======== Data listing ========

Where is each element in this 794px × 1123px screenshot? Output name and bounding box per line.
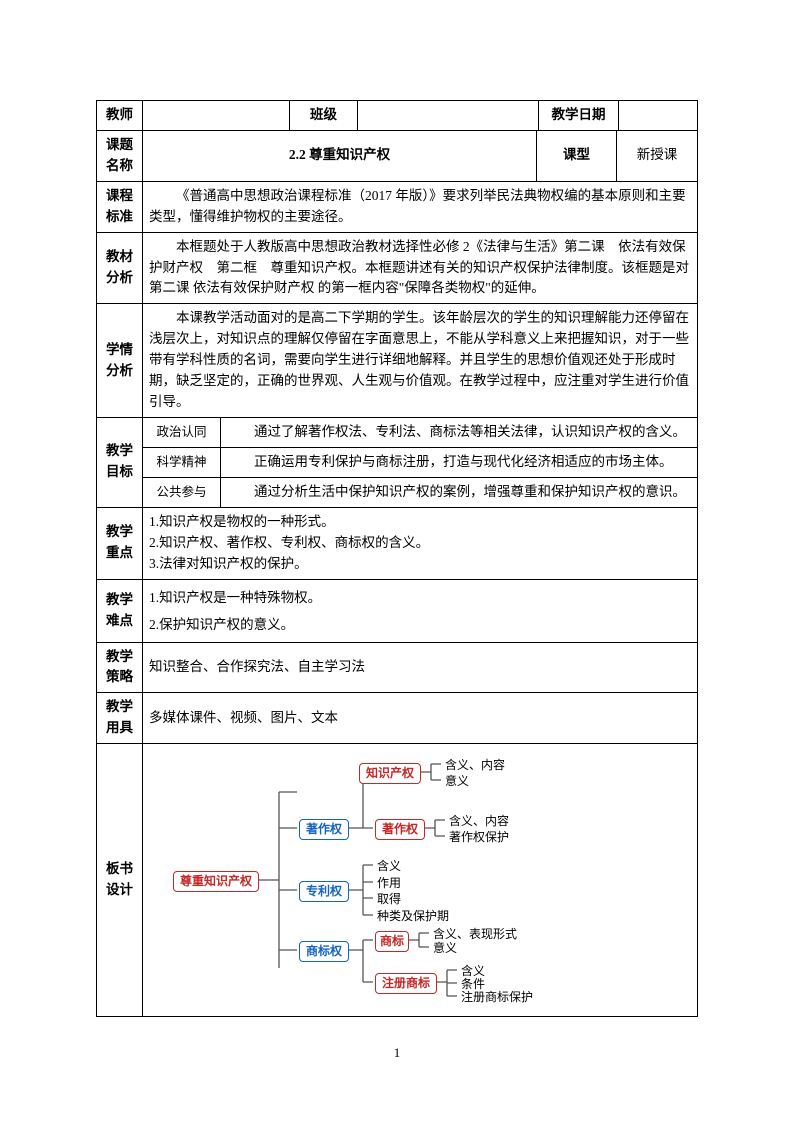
mind-leaf: 意义 xyxy=(433,941,457,955)
mind-leaf: 著作权保护 xyxy=(449,830,509,844)
row-tools: 教学用具 多媒体课件、视频、图片、文本 xyxy=(97,693,697,744)
teacher-value xyxy=(143,101,290,130)
mind-leaf: 含义、内容 xyxy=(449,814,509,828)
mind-leaf: 取得 xyxy=(377,892,401,906)
standard-label: 课程标准 xyxy=(97,182,143,232)
keypoints-text: 1.知识产权是物权的一种形式。 2.知识产权、著作权、专利权、商标权的含义。 3… xyxy=(143,508,697,579)
goal-sub: 政治认同 xyxy=(143,418,221,447)
board-label: 板书设计 xyxy=(97,744,143,1016)
row-keypoints: 教学重点 1.知识产权是物权的一种形式。 2.知识产权、著作权、专利权、商标权的… xyxy=(97,508,697,580)
tools-label: 教学用具 xyxy=(97,693,143,743)
goal-text: 通过了解著作权法、专利法、商标法等相关法律，认识知识产权的含义。 xyxy=(221,418,697,447)
date-value xyxy=(619,101,697,130)
row-header-info: 教师 班级 教学日期 xyxy=(97,101,697,131)
row-board-design: 板书设计 xyxy=(97,744,697,1017)
mind-leaf: 作用 xyxy=(377,876,401,890)
strategy-label: 教学策略 xyxy=(97,643,143,693)
goal-sub: 公共参与 xyxy=(143,478,221,507)
row-strategy: 教学策略 知识整合、合作探究法、自主学习法 xyxy=(97,643,697,694)
goal-sub: 科学精神 xyxy=(143,448,221,477)
lesson-title: 2.2 尊重知识产权 xyxy=(143,131,537,181)
type-value: 新授课 xyxy=(617,131,697,181)
goal-row: 公共参与 通过分析生活中保护知识产权的案例，增强尊重和保护知识产权的意识。 xyxy=(143,478,697,507)
strategy-text: 知识整合、合作探究法、自主学习法 xyxy=(143,643,697,693)
standard-text: 《普通高中思想政治课程标准（2017 年版）》要求列举民法典物权编的基本原则和主… xyxy=(143,182,697,232)
difficulties-text: 1.知识产权是一种特殊物权。 2.保护知识产权的意义。 xyxy=(143,580,697,642)
mind-leaf: 含义、内容 xyxy=(445,758,505,772)
mind-leaf: 意义 xyxy=(445,774,469,788)
row-goals: 教学目标 政治认同 通过了解著作权法、专利法、商标法等相关法律，认识知识产权的含… xyxy=(97,418,697,508)
mind-leaf: 含义、表现形式 xyxy=(433,927,517,941)
difficulties-label: 教学难点 xyxy=(97,580,143,642)
material-text: 本框题处于人教版高中思想政治教材选择性必修 2《法律与生活》第二课 依法有效保护… xyxy=(143,233,697,304)
goal-text: 正确运用专利保护与商标注册，打造与现代化经济相适应的市场主体。 xyxy=(221,448,697,477)
teacher-label: 教师 xyxy=(97,101,143,130)
board-diagram-cell: 尊重知识产权 知识产权 含义、内容 意义 著作权 著作权 含义、内容 著作权保护… xyxy=(143,744,697,1016)
row-material: 教材分析 本框题处于人教版高中思想政治教材选择性必修 2《法律与生活》第二课 依… xyxy=(97,233,697,305)
row-learner: 学情分析 本课教学活动面对的是高二下学期的学生。该年龄层次的学生的知识理解能力还… xyxy=(97,304,697,418)
material-label: 教材分析 xyxy=(97,233,143,304)
goals-label: 教学目标 xyxy=(97,418,143,507)
mind-node-zzq-parent: 著作权 xyxy=(299,819,349,839)
mind-leaf: 含义 xyxy=(377,859,401,873)
mind-node-zscq: 知识产权 xyxy=(359,763,421,783)
mind-leaf: 种类及保护期 xyxy=(377,909,449,923)
mind-node-zlq: 专利权 xyxy=(299,881,349,901)
row-title: 课题名称 2.2 尊重知识产权 课型 新授课 xyxy=(97,131,697,182)
page-number: 1 xyxy=(394,1045,401,1061)
keypoints-label: 教学重点 xyxy=(97,508,143,579)
mind-node-zcsb: 注册商标 xyxy=(375,973,437,993)
class-label: 班级 xyxy=(290,101,358,130)
mind-node-sb: 商标 xyxy=(375,931,409,951)
goal-text: 通过分析生活中保护知识产权的案例，增强尊重和保护知识产权的意识。 xyxy=(221,478,697,507)
goals-container: 政治认同 通过了解著作权法、专利法、商标法等相关法律，认识知识产权的含义。 科学… xyxy=(143,418,697,507)
tools-text: 多媒体课件、视频、图片、文本 xyxy=(143,693,697,743)
title-name-label: 课题名称 xyxy=(97,131,143,181)
class-value xyxy=(358,101,539,130)
date-label: 教学日期 xyxy=(539,101,619,130)
row-standard: 课程标准 《普通高中思想政治课程标准（2017 年版）》要求列举民法典物权编的基… xyxy=(97,182,697,233)
mind-root: 尊重知识产权 xyxy=(173,871,259,891)
learner-text: 本课教学活动面对的是高二下学期的学生。该年龄层次的学生的知识理解能力还停留在浅层… xyxy=(143,304,697,417)
lesson-plan-table: 教师 班级 教学日期 课题名称 2.2 尊重知识产权 课型 新授课 课程标准 《… xyxy=(96,100,698,1017)
row-difficulties: 教学难点 1.知识产权是一种特殊物权。 2.保护知识产权的意义。 xyxy=(97,580,697,643)
learner-label: 学情分析 xyxy=(97,304,143,417)
goal-row: 科学精神 正确运用专利保护与商标注册，打造与现代化经济相适应的市场主体。 xyxy=(143,448,697,478)
mind-map-diagram: 尊重知识产权 知识产权 含义、内容 意义 著作权 著作权 含义、内容 著作权保护… xyxy=(171,750,693,1010)
mind-node-sbq: 商标权 xyxy=(299,941,349,961)
goal-row: 政治认同 通过了解著作权法、专利法、商标法等相关法律，认识知识产权的含义。 xyxy=(143,418,697,448)
type-label: 课型 xyxy=(537,131,617,181)
mind-node-zzq: 著作权 xyxy=(375,819,425,839)
mind-leaf: 注册商标保护 xyxy=(461,990,533,1004)
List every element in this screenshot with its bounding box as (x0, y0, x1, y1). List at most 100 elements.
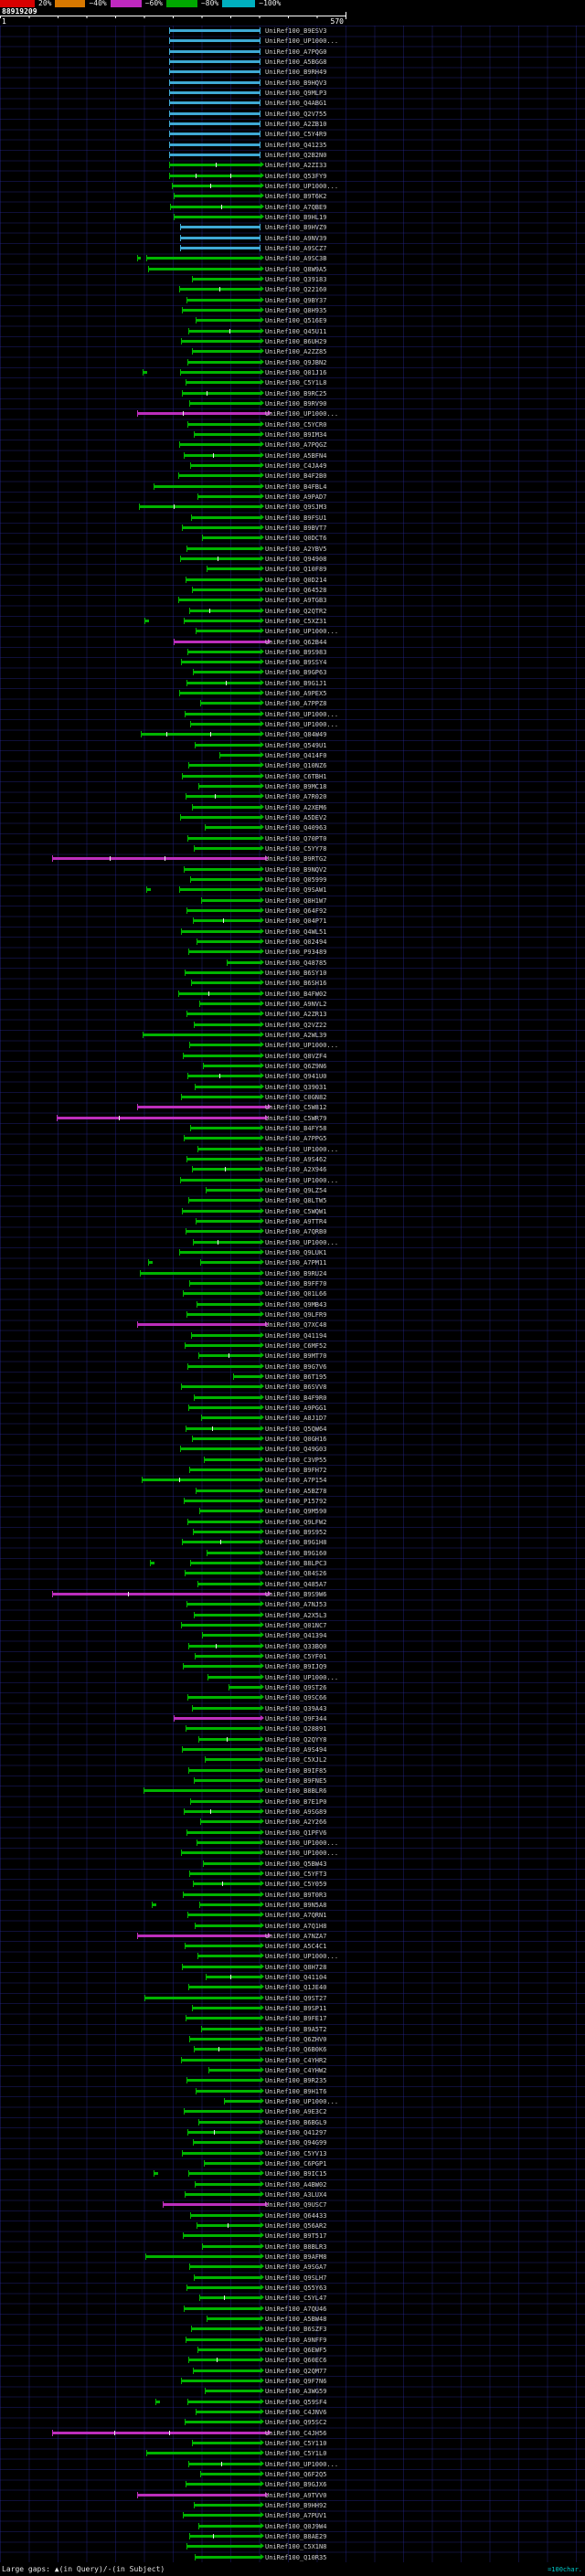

========

### Exercise brief
Copy out verbatim the lines in the records above between the line holding "mind-leaf: 意义 xyxy=(433,941,457,955)" and the line holding "goal-sub: 政治认同 xyxy=(143,418,221,447)", inclusive.

### Answer
mind-leaf: 意义 xyxy=(433,941,457,955)
mind-leaf: 著作权保护 xyxy=(449,830,509,844)
row-tools: 教学用具 多媒体课件、视频、图片、文本 xyxy=(97,693,697,744)
teacher-value xyxy=(143,101,290,130)
mind-leaf: 含义、内容 xyxy=(449,814,509,828)
mind-leaf: 取得 xyxy=(377,892,401,906)
standard-label: 课程标准 xyxy=(97,182,143,232)
keypoints-text: 1.知识产权是物权的一种形式。 2.知识产权、著作权、专利权、商标权的含义。 3… xyxy=(143,508,697,579)
goal-sub: 政治认同 xyxy=(143,418,221,447)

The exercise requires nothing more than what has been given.